PROBLEM REQUIREMENTS: Provide only the number of lines in the listing that contain the string "SAUVEUR".

EXERCISE INPUTS:
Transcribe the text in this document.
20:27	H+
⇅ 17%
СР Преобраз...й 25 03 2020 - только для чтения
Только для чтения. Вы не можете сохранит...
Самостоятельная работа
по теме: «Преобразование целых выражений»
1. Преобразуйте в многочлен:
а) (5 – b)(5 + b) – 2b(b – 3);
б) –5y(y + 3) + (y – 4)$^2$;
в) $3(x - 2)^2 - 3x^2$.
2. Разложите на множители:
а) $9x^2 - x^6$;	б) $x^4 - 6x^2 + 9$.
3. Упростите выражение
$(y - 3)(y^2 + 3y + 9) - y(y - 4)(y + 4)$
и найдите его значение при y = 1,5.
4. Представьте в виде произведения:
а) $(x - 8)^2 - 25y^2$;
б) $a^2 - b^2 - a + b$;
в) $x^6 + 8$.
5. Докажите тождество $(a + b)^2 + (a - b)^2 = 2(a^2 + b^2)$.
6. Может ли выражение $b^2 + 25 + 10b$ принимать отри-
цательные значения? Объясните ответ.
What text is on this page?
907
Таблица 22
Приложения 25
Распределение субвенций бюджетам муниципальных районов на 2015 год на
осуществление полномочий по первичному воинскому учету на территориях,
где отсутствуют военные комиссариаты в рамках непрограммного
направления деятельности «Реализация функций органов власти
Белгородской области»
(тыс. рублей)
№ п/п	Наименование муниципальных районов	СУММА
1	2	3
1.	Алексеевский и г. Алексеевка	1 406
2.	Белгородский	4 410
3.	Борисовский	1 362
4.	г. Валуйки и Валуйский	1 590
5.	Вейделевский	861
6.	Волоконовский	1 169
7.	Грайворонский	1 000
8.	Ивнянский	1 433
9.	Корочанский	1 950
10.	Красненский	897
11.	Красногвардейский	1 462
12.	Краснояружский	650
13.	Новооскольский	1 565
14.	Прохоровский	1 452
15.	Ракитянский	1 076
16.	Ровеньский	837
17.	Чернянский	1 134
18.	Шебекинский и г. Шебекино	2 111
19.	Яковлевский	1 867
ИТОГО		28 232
* * *
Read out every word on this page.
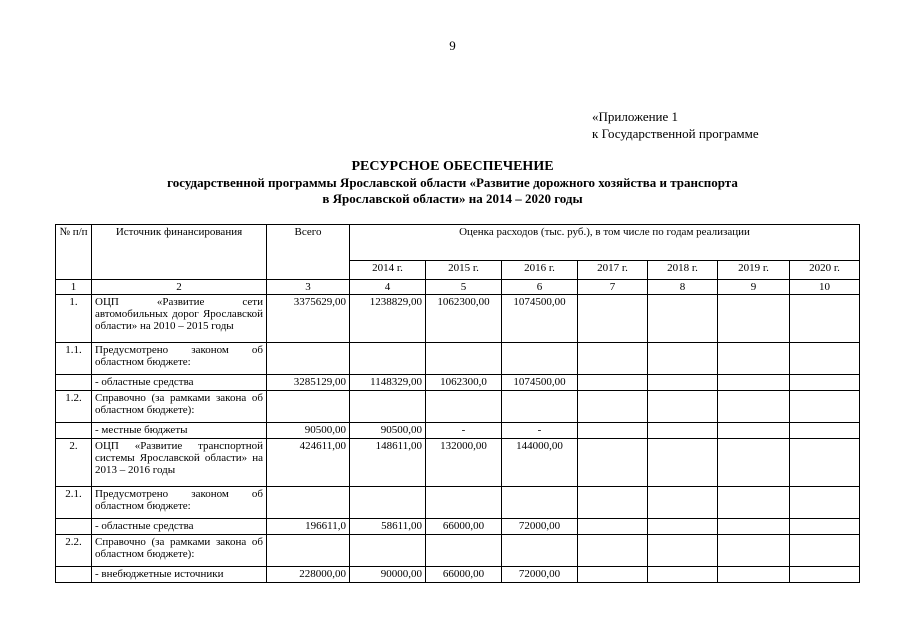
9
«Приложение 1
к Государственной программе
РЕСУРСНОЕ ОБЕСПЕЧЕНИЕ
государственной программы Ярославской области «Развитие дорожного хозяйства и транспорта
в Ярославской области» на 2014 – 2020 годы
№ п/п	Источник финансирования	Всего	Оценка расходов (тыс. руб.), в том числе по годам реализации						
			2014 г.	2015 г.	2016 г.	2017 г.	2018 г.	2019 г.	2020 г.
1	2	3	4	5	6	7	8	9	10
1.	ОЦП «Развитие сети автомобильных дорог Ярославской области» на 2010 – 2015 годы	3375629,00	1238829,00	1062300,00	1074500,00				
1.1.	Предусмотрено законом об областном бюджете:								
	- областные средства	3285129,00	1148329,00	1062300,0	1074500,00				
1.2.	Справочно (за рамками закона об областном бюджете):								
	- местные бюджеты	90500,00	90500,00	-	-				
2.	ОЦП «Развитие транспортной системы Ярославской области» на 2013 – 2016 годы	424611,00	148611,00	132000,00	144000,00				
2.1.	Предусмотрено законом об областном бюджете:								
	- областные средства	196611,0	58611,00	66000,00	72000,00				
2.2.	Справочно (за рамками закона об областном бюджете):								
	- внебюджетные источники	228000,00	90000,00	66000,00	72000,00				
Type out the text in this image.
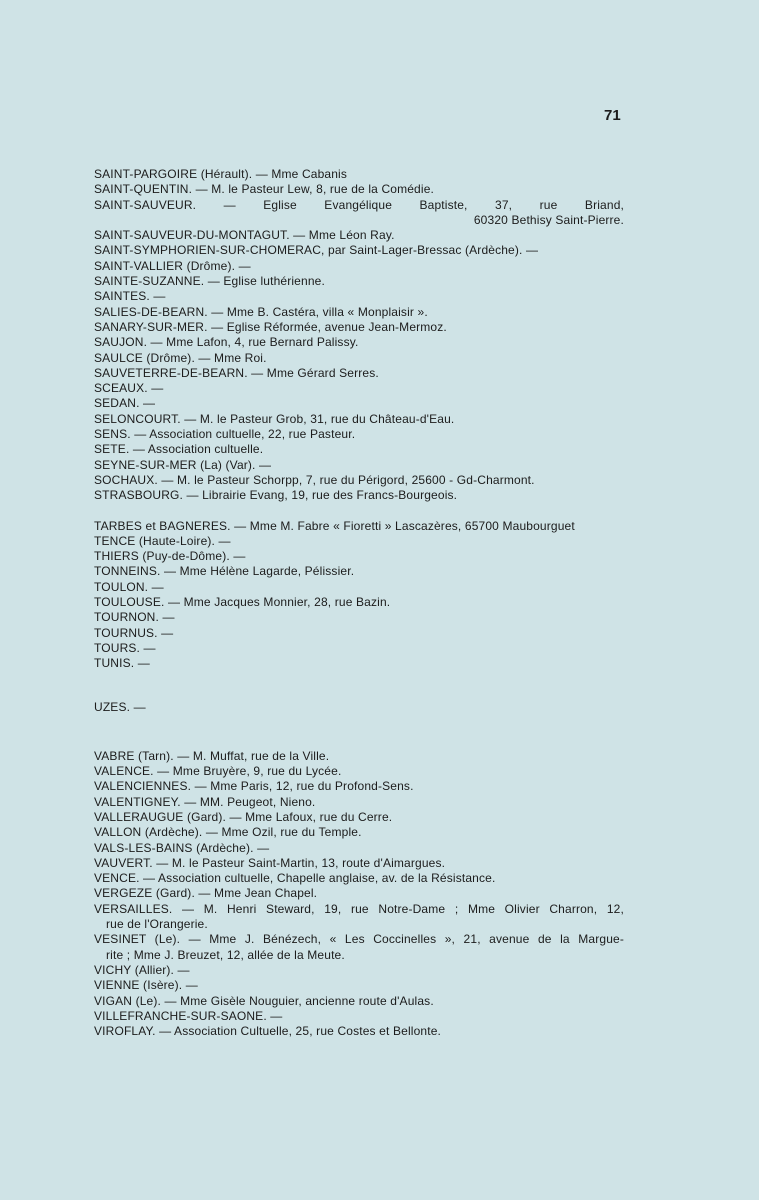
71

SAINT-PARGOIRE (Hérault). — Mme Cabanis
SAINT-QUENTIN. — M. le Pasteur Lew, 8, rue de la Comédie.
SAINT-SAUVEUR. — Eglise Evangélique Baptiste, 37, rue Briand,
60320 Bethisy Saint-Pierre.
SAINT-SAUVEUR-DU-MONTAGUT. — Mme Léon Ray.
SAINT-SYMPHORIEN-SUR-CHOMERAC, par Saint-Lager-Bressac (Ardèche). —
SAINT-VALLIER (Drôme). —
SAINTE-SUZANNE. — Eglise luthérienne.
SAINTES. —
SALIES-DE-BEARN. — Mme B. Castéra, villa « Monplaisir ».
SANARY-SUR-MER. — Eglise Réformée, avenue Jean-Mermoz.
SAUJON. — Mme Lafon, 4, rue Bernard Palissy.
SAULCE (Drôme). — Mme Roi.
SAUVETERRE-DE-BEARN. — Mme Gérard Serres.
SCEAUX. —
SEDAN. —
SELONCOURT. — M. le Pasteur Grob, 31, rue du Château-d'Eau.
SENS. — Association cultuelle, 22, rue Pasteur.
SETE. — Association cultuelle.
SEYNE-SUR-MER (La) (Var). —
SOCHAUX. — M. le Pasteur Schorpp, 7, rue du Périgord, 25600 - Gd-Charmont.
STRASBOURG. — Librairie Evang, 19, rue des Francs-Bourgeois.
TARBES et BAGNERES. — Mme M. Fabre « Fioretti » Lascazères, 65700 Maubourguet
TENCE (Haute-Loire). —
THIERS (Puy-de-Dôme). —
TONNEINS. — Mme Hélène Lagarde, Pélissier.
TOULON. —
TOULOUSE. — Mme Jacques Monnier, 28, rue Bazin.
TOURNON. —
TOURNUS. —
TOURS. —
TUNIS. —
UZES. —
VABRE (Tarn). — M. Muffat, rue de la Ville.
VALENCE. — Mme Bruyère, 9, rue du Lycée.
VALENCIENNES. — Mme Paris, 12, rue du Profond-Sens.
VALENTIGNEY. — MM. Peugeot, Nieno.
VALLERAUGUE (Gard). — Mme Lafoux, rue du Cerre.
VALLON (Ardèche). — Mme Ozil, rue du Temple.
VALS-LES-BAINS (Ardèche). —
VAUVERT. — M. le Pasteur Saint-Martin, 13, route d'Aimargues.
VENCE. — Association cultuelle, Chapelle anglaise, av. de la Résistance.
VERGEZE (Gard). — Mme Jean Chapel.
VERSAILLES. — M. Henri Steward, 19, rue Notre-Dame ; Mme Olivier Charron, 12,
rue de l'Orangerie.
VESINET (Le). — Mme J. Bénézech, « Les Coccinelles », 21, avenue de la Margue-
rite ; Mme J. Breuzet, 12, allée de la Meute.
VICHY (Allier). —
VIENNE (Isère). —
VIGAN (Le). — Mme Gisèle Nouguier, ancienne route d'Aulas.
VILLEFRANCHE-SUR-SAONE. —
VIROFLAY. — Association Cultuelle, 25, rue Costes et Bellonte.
---
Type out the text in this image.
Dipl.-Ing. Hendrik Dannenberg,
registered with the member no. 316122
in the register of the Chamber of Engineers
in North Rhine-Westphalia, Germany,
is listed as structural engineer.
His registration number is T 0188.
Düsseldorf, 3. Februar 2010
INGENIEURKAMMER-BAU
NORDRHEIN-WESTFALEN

TASK OUTPUT: 2